Set down each entry exactly as given; pictures should not appear in the copy.

(Listed records)
%%
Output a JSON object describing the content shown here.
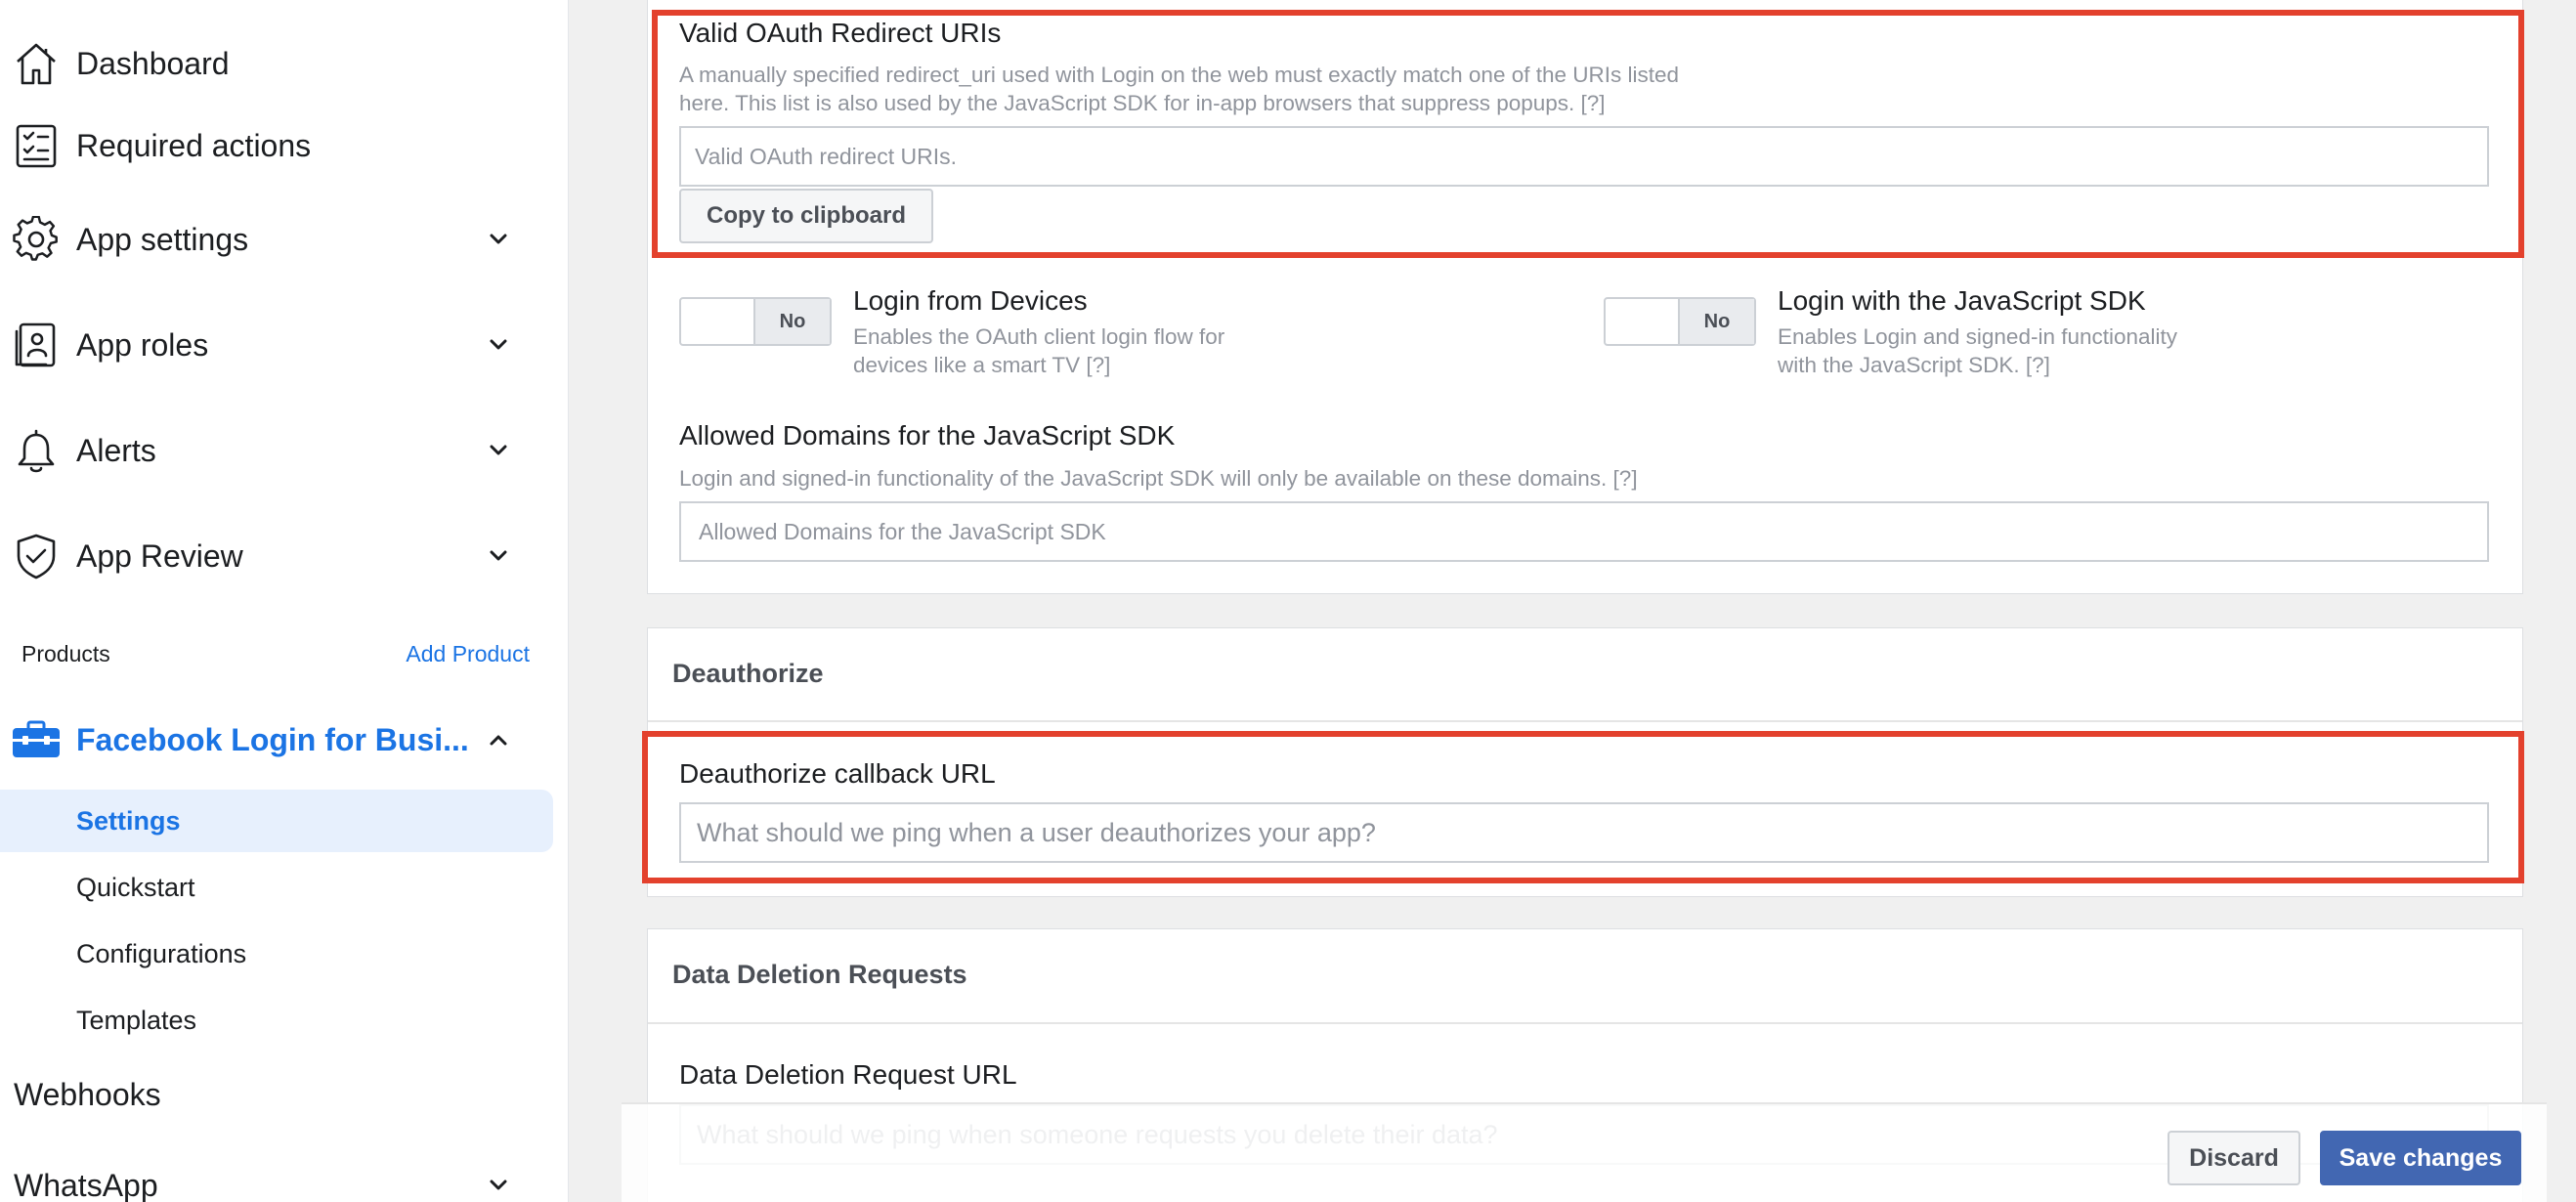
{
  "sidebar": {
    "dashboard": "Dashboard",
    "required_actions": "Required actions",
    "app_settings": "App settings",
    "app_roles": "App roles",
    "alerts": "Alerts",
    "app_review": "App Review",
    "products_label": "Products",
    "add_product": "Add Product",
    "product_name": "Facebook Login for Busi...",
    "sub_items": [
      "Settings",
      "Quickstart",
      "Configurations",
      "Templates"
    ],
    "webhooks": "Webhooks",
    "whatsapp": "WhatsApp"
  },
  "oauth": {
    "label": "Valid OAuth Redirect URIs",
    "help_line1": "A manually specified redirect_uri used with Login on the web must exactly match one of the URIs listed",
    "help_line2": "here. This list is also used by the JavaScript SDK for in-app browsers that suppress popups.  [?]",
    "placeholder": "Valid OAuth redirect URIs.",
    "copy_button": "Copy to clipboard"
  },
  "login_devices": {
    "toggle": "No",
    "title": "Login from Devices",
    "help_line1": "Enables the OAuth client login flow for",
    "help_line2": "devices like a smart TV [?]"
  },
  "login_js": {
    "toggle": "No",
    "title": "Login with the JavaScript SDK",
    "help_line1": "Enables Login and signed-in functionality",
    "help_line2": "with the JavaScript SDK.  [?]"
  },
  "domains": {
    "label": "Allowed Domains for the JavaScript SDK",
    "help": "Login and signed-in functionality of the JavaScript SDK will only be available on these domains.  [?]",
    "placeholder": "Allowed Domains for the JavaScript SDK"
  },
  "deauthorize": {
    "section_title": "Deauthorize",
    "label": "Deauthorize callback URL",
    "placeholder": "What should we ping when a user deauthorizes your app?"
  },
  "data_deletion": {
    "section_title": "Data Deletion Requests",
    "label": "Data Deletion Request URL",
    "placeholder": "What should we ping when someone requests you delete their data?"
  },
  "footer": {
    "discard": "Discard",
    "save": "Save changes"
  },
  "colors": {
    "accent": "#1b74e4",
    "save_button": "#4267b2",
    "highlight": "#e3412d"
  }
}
%%
(Complete answer)
Output a JSON object describing the content shown here.
{
  "sidebar": {
    "dashboard": "Dashboard",
    "required_actions": "Required actions",
    "app_settings": "App settings",
    "app_roles": "App roles",
    "alerts": "Alerts",
    "app_review": "App Review",
    "products_label": "Products",
    "add_product": "Add Product",
    "product_name": "Facebook Login for Busi...",
    "sub_items": [
      "Settings",
      "Quickstart",
      "Configurations",
      "Templates"
    ],
    "webhooks": "Webhooks",
    "whatsapp": "WhatsApp"
  },
  "oauth": {
    "label": "Valid OAuth Redirect URIs",
    "help_line1": "A manually specified redirect_uri used with Login on the web must exactly match one of the URIs listed",
    "help_line2": "here. This list is also used by the JavaScript SDK for in-app browsers that suppress popups.  [?]",
    "placeholder": "Valid OAuth redirect URIs.",
    "copy_button": "Copy to clipboard"
  },
  "login_devices": {
    "toggle": "No",
    "title": "Login from Devices",
    "help_line1": "Enables the OAuth client login flow for",
    "help_line2": "devices like a smart TV [?]"
  },
  "login_js": {
    "toggle": "No",
    "title": "Login with the JavaScript SDK",
    "help_line1": "Enables Login and signed-in functionality",
    "help_line2": "with the JavaScript SDK.  [?]"
  },
  "domains": {
    "label": "Allowed Domains for the JavaScript SDK",
    "help": "Login and signed-in functionality of the JavaScript SDK will only be available on these domains.  [?]",
    "placeholder": "Allowed Domains for the JavaScript SDK"
  },
  "deauthorize": {
    "section_title": "Deauthorize",
    "label": "Deauthorize callback URL",
    "placeholder": "What should we ping when a user deauthorizes your app?"
  },
  "data_deletion": {
    "section_title": "Data Deletion Requests",
    "label": "Data Deletion Request URL",
    "placeholder": "What should we ping when someone requests you delete their data?"
  },
  "footer": {
    "discard": "Discard",
    "save": "Save changes"
  },
  "colors": {
    "accent": "#1b74e4",
    "save_button": "#4267b2",
    "highlight": "#e3412d"
  }
}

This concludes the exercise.